------ SUPPLIED MATERIAL

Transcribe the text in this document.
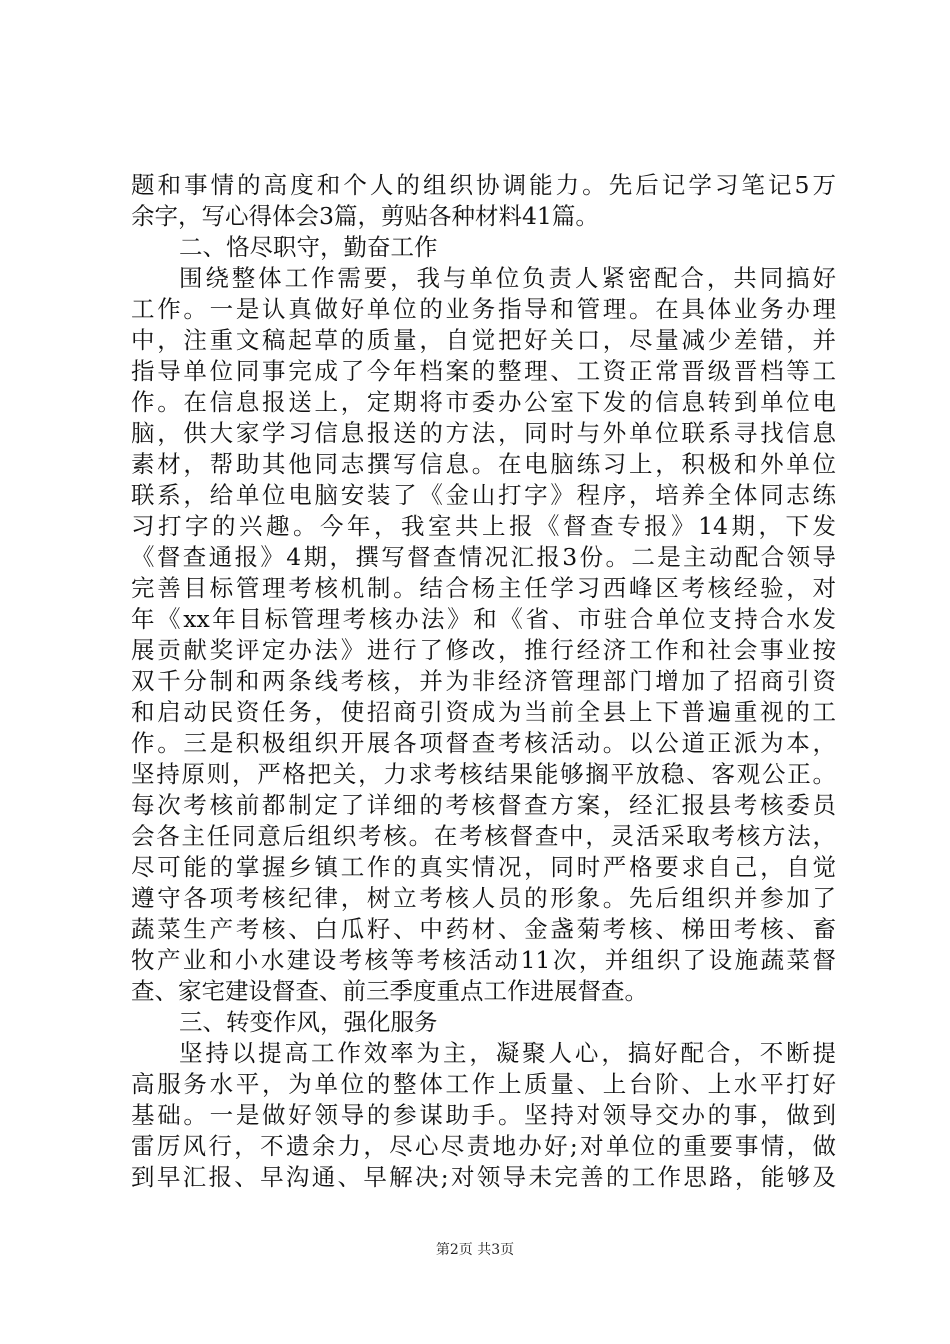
题和事情的高度和个人的组织协调能力。先后记学习笔记5万
余字，写心得体会3篇，剪贴各种材料41篇。
二、恪尽职守，勤奋工作
围绕整体工作需要，我与单位负责人紧密配合，共同搞好
工作。一是认真做好单位的业务指导和管理。在具体业务办理
中，注重文稿起草的质量，自觉把好关口，尽量减少差错，并
指导单位同事完成了今年档案的整理、工资正常晋级晋档等工
作。在信息报送上，定期将市委办公室下发的信息转到单位电
脑，供大家学习信息报送的方法，同时与外单位联系寻找信息
素材，帮助其他同志撰写信息。在电脑练习上，积极和外单位
联系，给单位电脑安装了《金山打字》程序，培养全体同志练
习打字的兴趣。今年，我室共上报《督查专报》14期，下发
《督查通报》4期，撰写督查情况汇报3份。二是主动配合领导
完善目标管理考核机制。结合杨主任学习西峰区考核经验，对
年《xx年目标管理考核办法》和《省、市驻合单位支持合水发
展贡献奖评定办法》进行了修改，推行经济工作和社会事业按
双千分制和两条线考核，并为非经济管理部门增加了招商引资
和启动民资任务，使招商引资成为当前全县上下普遍重视的工
作。三是积极组织开展各项督查考核活动。以公道正派为本，
坚持原则，严格把关，力求考核结果能够搁平放稳、客观公正。
每次考核前都制定了详细的考核督查方案，经汇报县考核委员
会各主任同意后组织考核。在考核督查中，灵活采取考核方法，
尽可能的掌握乡镇工作的真实情况，同时严格要求自己，自觉
遵守各项考核纪律，树立考核人员的形象。先后组织并参加了
蔬菜生产考核、白瓜籽、中药材、金盏菊考核、梯田考核、畜
牧产业和小水建设考核等考核活动11次，并组织了设施蔬菜督
查、家宅建设督查、前三季度重点工作进展督查。
三、转变作风，强化服务
坚持以提高工作效率为主，凝聚人心，搞好配合，不断提
高服务水平，为单位的整体工作上质量、上台阶、上水平打好
基础。一是做好领导的参谋助手。坚持对领导交办的事，做到
雷厉风行，不遗余力，尽心尽责地办好;对单位的重要事情，做
到早汇报、早沟通、早解决;对领导未完善的工作思路，能够及
第2页 共3页
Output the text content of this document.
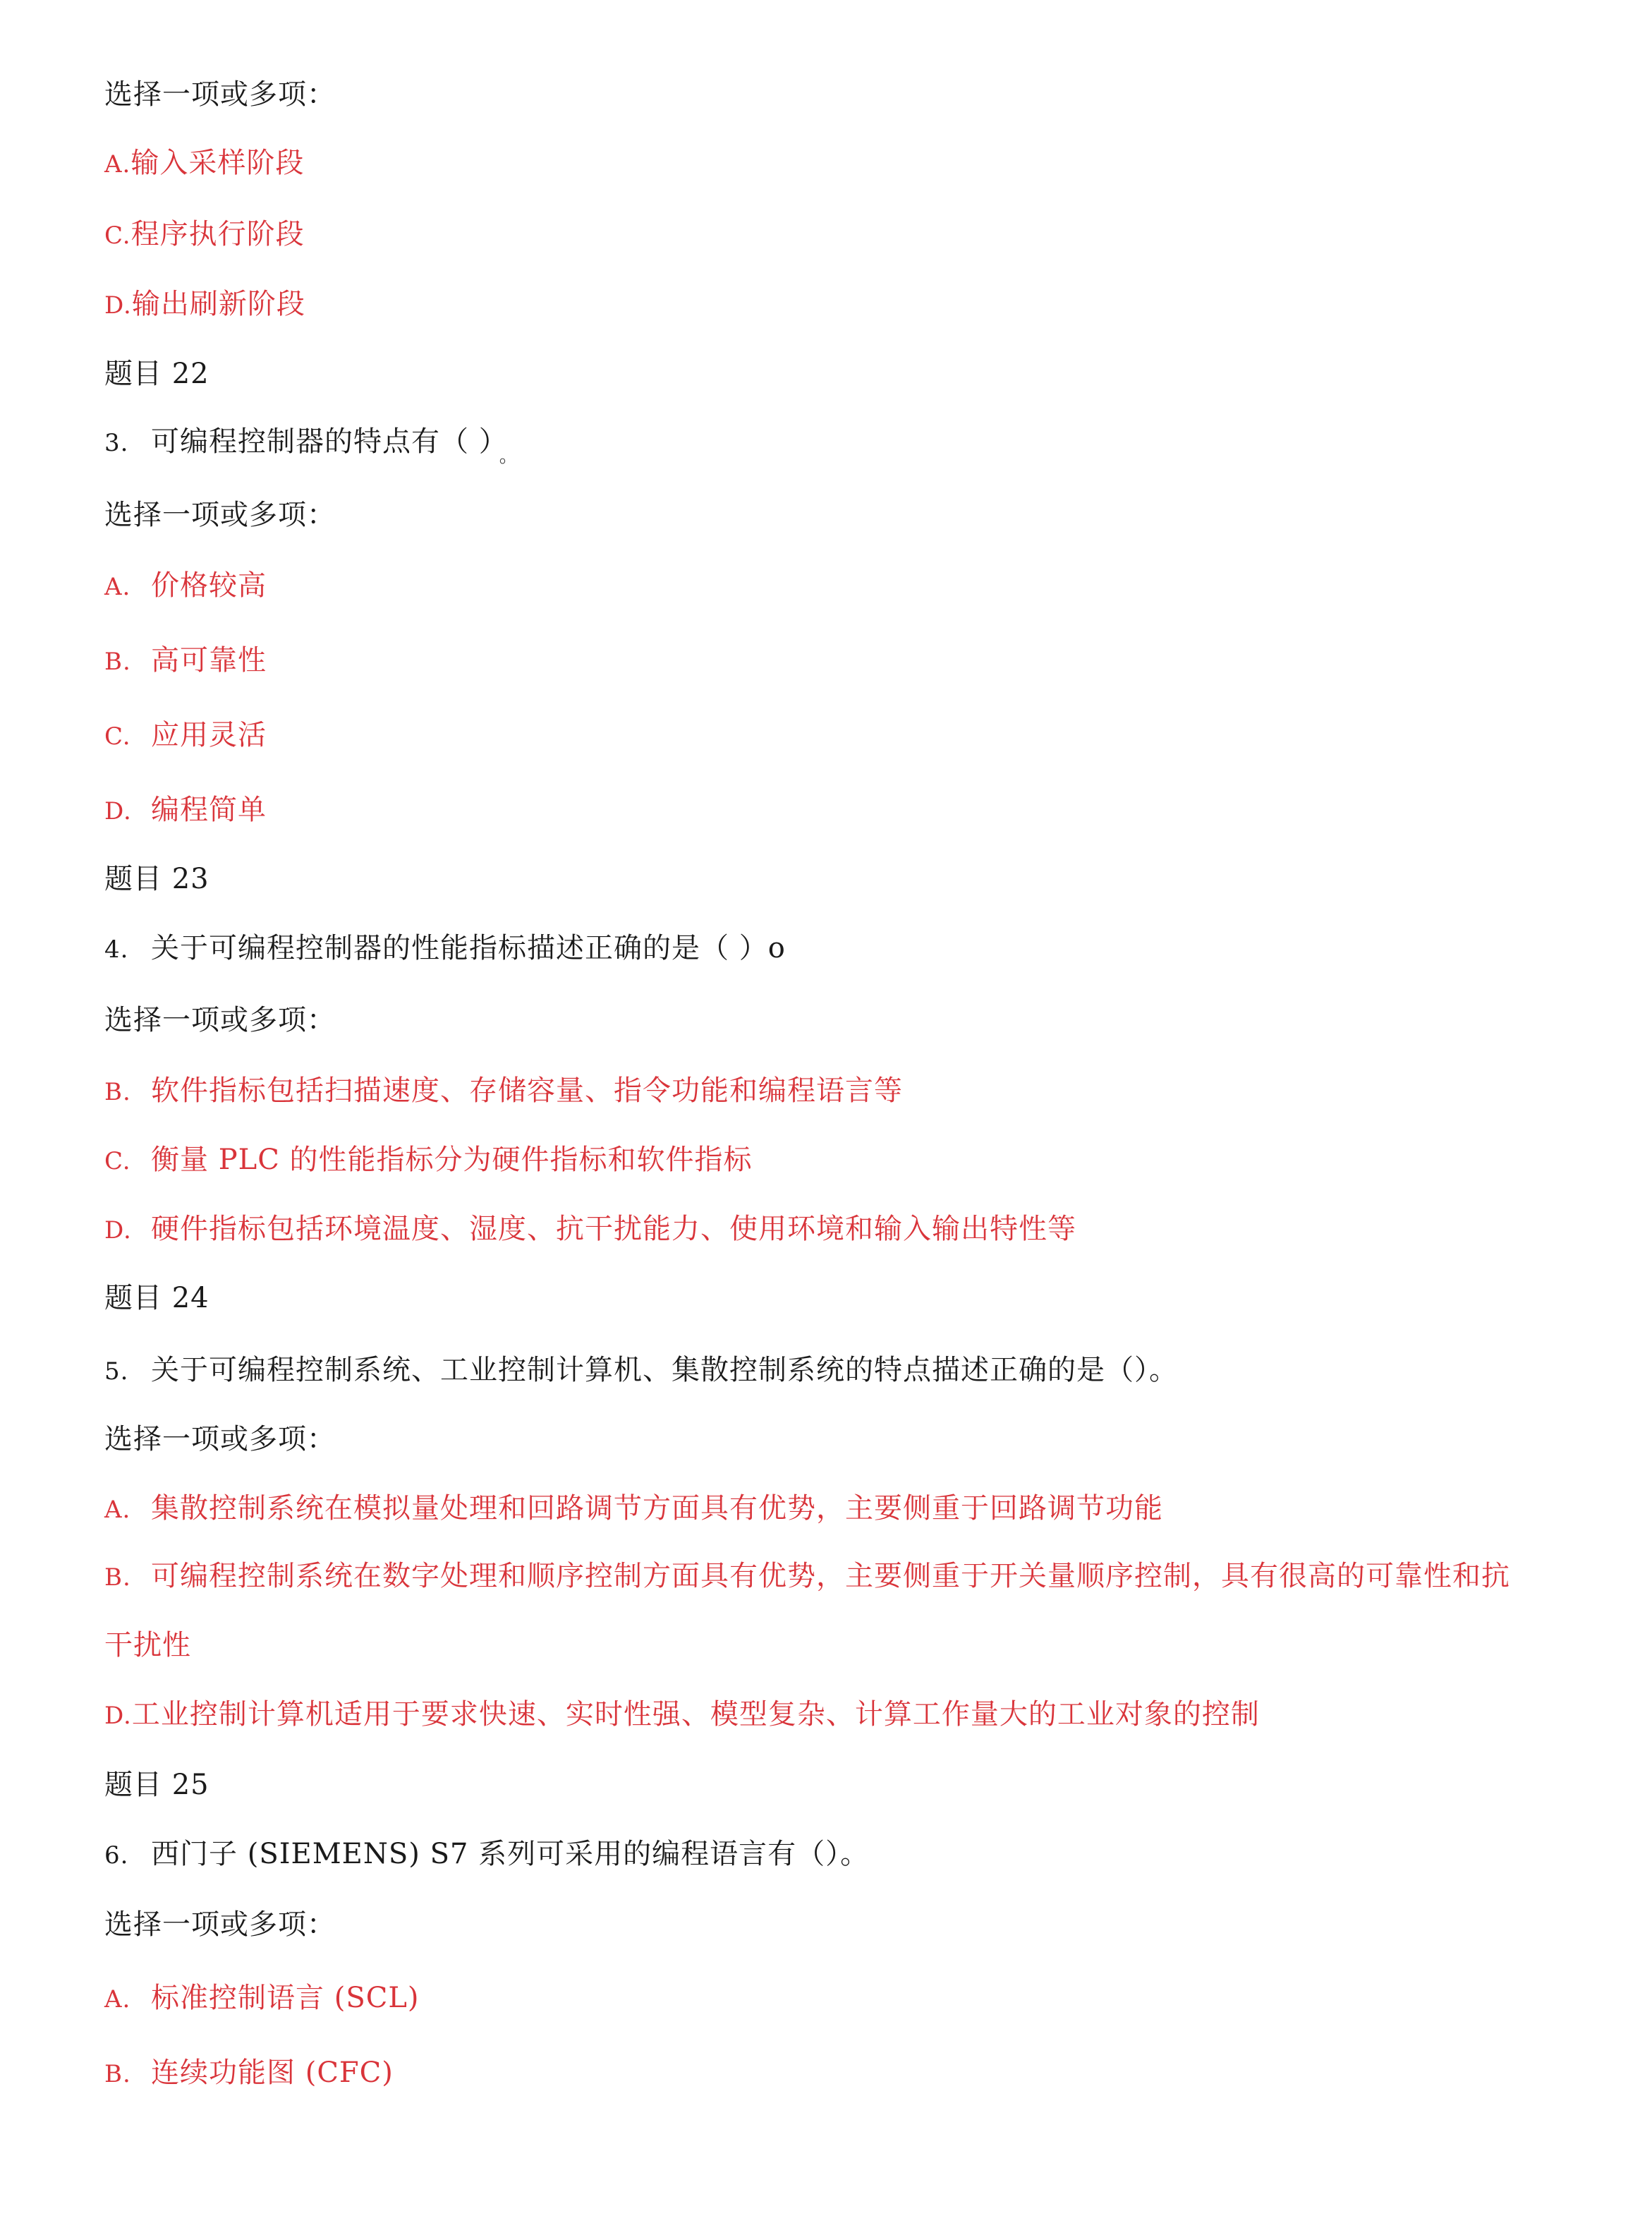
选择一项或多项：
A.输入采样阶段
C.程序执行阶段
D.输出刷新阶段
题目 22
3. 可编程控制器的特点有（ ） $_。$
选择一项或多项：
A. 价格较高
B. 高可靠性
C. 应用灵活
D. 编程简单
题目 23
4. 关于可编程控制器的性能指标描述正确的是（ ）o
选择一项或多项：
B. 软件指标包括扫描速度、存储容量、指令功能和编程语言等
C. 衡量 PLC 的性能指标分为硬件指标和软件指标
D. 硬件指标包括环境温度、湿度、抗干扰能力、使用环境和输入输出特性等
题目 24
5. 关于可编程控制系统、工业控制计算机、集散控制系统的特点描述正确的是（）。
选择一项或多项：
A. 集散控制系统在模拟量处理和回路调节方面具有优势，主要侧重于回路调节功能
B. 可编程控制系统在数字处理和顺序控制方面具有优势，主要侧重于开关量顺序控制，具有很高的可靠性和抗
干扰性
D.工业控制计算机适用于要求快速、实时性强、模型复杂、计算工作量大的工业对象的控制
题目 25
6. 西门子 (SIEMENS) S7 系列可采用的编程语言有（）。
选择一项或多项：
A. 标准控制语言 (SCL)
B. 连续功能图 (CFC)
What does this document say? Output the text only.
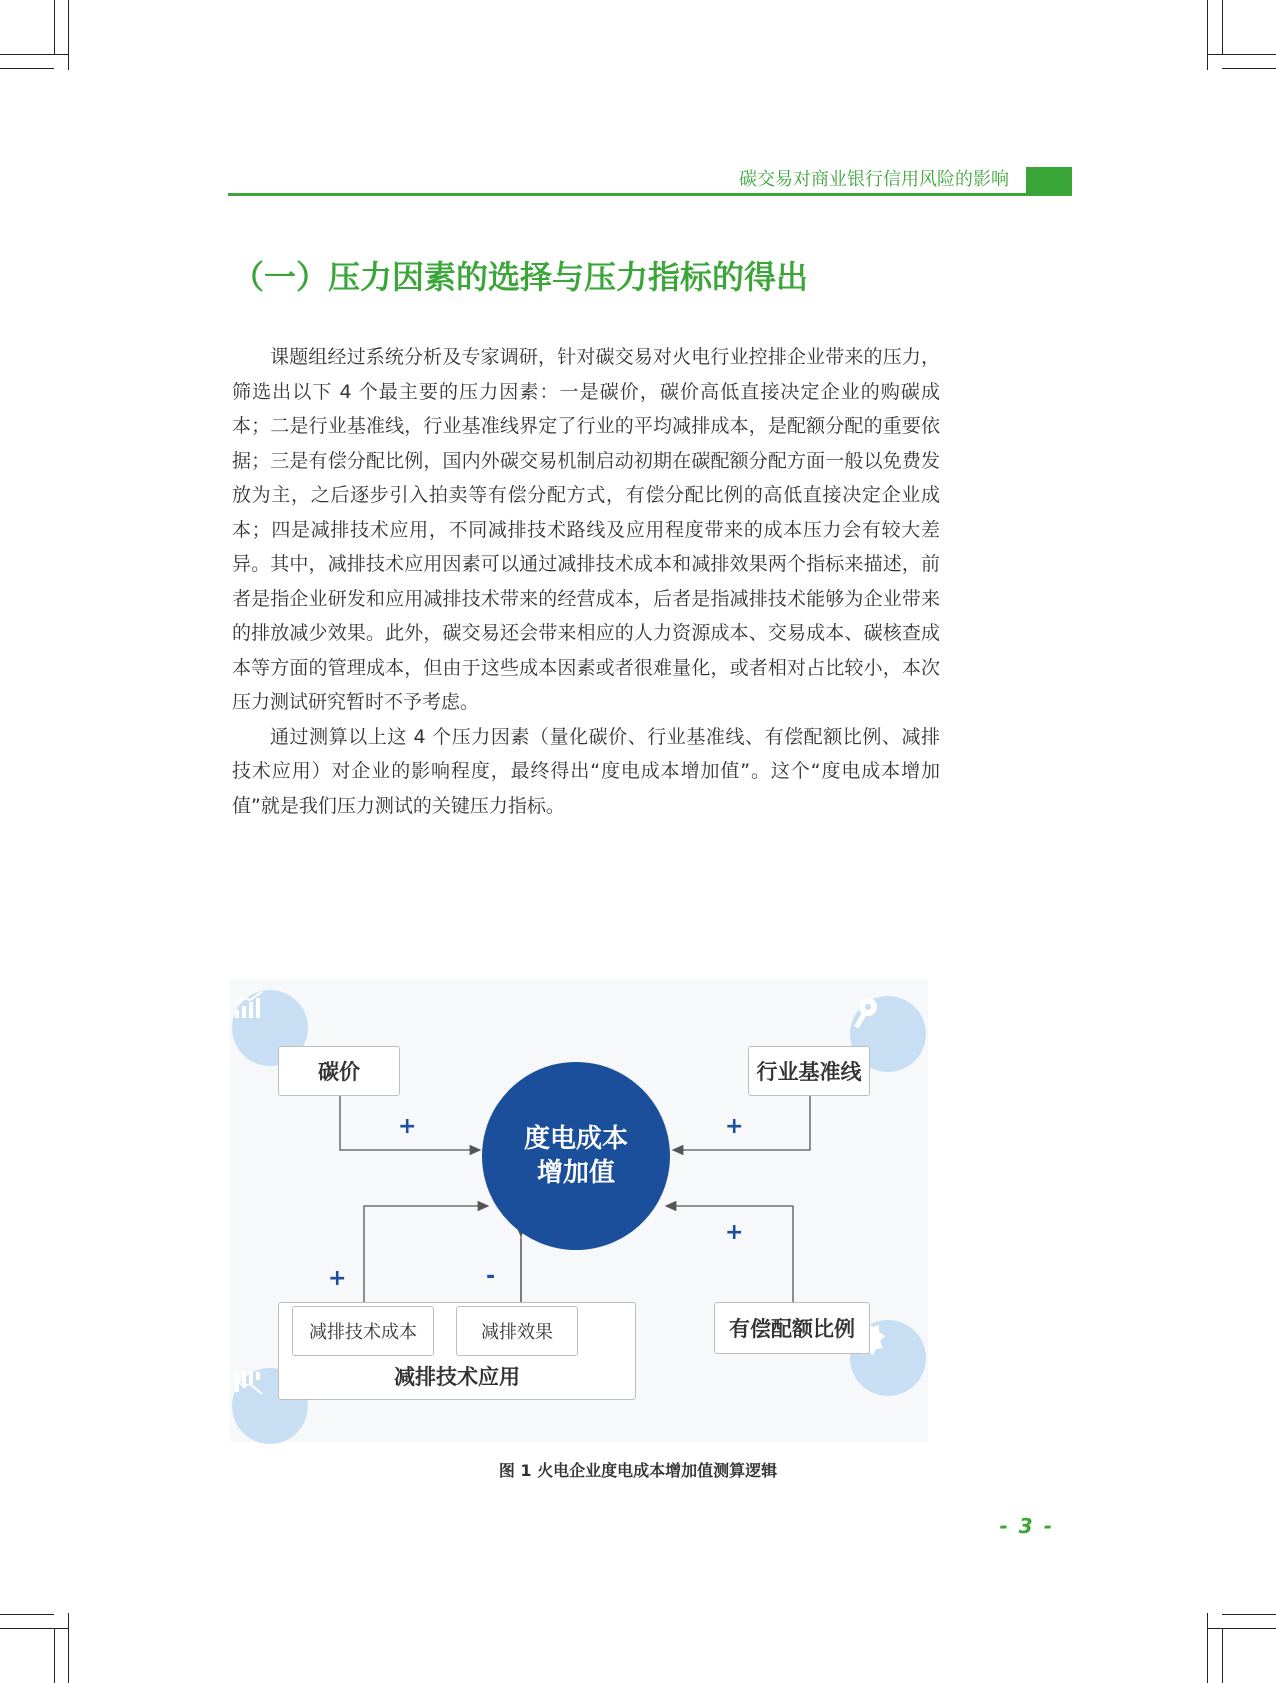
碳交易对商业银行信用风险的影响
（一）压力因素的选择与压力指标的得出

课题组经过系统分析及专家调研，针对碳交易对火电行业控排企业带来的压力，筛选出以下 4 个最主要的压力因素：一是碳价，碳价高低直接决定企业的购碳成本；二是行业基准线，行业基准线界定了行业的平均减排成本，是配额分配的重要依据；三是有偿分配比例，国内外碳交易机制启动初期在碳配额分配方面一般以免费发放为主，之后逐步引入拍卖等有偿分配方式，有偿分配比例的高低直接决定企业成本；四是减排技术应用，不同减排技术路线及应用程度带来的成本压力会有较大差异。其中，减排技术应用因素可以通过减排技术成本和减排效果两个指标来描述，前者是指企业研发和应用减排技术带来的经营成本，后者是指减排技术能够为企业带来的排放减少效果。此外，碳交易还会带来相应的人力资源成本、交易成本、碳核查成本等方面的管理成本，但由于这些成本因素或者很难量化，或者相对占比较小，本次压力测试研究暂时不予考虑。

通过测算以上这 4 个压力因素（量化碳价、行业基准线、有偿配额比例、减排技术应用）对企业的影响程度，最终得出“度电成本增加值”。这个“度电成本增加值”就是我们压力测试的关键压力指标。

碳价	行业基准线
有偿配额比例
减排技术应用
减排技术成本	减排效果
度电成本
增加值
+	+
+
+	-
图 1 火电企业度电成本增加值测算逻辑
- 3 -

------------

_EXERCISE_.
Report only a number: how many lines in the material above contain the string "text".

_ANSWER TO THIS EXERCISE_.
3